>> BEGIN

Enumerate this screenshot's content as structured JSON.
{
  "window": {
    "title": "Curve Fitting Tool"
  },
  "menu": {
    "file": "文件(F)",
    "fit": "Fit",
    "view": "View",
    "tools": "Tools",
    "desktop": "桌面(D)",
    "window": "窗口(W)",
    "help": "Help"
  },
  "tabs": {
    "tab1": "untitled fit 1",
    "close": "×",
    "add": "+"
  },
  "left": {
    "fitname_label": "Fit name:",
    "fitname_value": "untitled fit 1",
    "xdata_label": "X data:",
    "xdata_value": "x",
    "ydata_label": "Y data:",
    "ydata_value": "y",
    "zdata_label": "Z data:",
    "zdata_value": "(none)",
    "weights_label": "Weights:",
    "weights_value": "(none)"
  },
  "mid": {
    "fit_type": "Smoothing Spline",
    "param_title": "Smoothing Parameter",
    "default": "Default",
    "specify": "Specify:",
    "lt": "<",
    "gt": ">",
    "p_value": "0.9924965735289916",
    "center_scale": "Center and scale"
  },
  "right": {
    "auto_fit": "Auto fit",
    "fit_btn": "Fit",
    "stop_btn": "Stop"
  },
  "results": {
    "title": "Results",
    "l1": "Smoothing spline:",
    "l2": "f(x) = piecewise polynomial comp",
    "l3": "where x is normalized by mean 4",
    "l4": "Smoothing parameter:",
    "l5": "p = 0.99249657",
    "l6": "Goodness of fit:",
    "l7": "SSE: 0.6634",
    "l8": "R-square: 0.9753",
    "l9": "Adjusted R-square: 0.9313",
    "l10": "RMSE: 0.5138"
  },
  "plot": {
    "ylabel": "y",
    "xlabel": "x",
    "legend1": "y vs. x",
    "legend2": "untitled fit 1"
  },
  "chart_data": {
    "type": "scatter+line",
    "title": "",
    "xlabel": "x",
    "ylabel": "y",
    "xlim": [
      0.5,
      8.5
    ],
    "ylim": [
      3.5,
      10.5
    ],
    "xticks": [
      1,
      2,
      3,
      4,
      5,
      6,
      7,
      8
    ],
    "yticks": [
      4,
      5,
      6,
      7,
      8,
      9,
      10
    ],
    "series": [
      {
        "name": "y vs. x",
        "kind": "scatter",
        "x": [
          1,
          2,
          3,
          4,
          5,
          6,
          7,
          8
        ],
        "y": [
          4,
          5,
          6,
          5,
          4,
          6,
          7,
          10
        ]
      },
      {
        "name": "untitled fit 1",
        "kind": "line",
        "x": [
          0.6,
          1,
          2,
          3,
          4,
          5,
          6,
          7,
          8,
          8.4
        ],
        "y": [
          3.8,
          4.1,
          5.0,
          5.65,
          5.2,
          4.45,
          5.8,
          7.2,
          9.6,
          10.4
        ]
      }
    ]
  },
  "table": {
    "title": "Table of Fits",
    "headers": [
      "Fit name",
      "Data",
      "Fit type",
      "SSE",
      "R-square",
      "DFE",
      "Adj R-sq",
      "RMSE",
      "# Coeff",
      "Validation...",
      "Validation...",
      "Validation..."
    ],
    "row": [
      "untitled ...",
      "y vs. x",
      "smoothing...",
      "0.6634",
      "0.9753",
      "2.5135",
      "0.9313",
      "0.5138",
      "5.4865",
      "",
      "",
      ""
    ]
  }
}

>> END
>> BEGIN

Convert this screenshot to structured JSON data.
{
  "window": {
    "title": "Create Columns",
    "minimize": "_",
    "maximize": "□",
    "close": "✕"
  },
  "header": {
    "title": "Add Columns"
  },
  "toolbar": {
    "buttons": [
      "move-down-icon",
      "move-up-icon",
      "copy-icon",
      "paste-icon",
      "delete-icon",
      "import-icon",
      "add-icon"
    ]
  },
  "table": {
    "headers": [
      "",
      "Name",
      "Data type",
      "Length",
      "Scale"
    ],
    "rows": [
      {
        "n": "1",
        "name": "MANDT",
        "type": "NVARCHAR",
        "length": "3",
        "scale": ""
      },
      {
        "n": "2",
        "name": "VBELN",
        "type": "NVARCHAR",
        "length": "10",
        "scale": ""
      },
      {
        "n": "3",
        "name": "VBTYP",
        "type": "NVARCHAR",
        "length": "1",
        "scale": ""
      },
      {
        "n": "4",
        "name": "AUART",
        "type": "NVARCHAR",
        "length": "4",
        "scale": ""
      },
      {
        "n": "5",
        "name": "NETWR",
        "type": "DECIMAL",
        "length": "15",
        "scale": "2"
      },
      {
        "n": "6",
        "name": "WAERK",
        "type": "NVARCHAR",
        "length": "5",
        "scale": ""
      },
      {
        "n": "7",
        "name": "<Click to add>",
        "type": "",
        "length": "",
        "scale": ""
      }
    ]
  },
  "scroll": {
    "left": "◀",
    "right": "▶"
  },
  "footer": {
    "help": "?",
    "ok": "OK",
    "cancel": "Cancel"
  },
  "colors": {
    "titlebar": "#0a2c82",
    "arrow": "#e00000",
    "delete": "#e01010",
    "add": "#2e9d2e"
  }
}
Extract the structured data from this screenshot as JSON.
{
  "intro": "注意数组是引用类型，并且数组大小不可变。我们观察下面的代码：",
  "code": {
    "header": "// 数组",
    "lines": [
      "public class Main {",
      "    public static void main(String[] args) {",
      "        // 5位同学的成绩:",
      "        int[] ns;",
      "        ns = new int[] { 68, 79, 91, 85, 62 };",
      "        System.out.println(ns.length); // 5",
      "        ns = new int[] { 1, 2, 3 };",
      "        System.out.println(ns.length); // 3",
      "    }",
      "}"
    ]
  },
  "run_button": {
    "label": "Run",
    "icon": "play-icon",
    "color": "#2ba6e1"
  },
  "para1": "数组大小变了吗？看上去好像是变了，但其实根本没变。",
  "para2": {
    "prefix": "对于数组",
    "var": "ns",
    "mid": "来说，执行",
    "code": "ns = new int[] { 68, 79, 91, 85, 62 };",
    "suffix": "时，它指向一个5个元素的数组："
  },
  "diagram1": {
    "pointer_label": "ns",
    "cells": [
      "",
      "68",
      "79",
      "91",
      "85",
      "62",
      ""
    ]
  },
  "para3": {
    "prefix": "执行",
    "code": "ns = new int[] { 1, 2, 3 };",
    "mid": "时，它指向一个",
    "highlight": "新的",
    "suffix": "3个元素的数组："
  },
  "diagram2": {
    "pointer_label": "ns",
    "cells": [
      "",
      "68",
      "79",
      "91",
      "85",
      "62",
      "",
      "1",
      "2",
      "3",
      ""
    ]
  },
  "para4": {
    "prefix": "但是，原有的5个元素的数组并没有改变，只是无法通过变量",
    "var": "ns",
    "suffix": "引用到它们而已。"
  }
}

>> END

Brief —
Only lines with "untitled" are wanted here; list each of them.

Written answer —
    "tab1": "untitled fit 1",
    "fitname_value": "untitled fit 1",
    "legend2": "untitled fit 1"
        "name": "untitled fit 1",
      "untitled ...",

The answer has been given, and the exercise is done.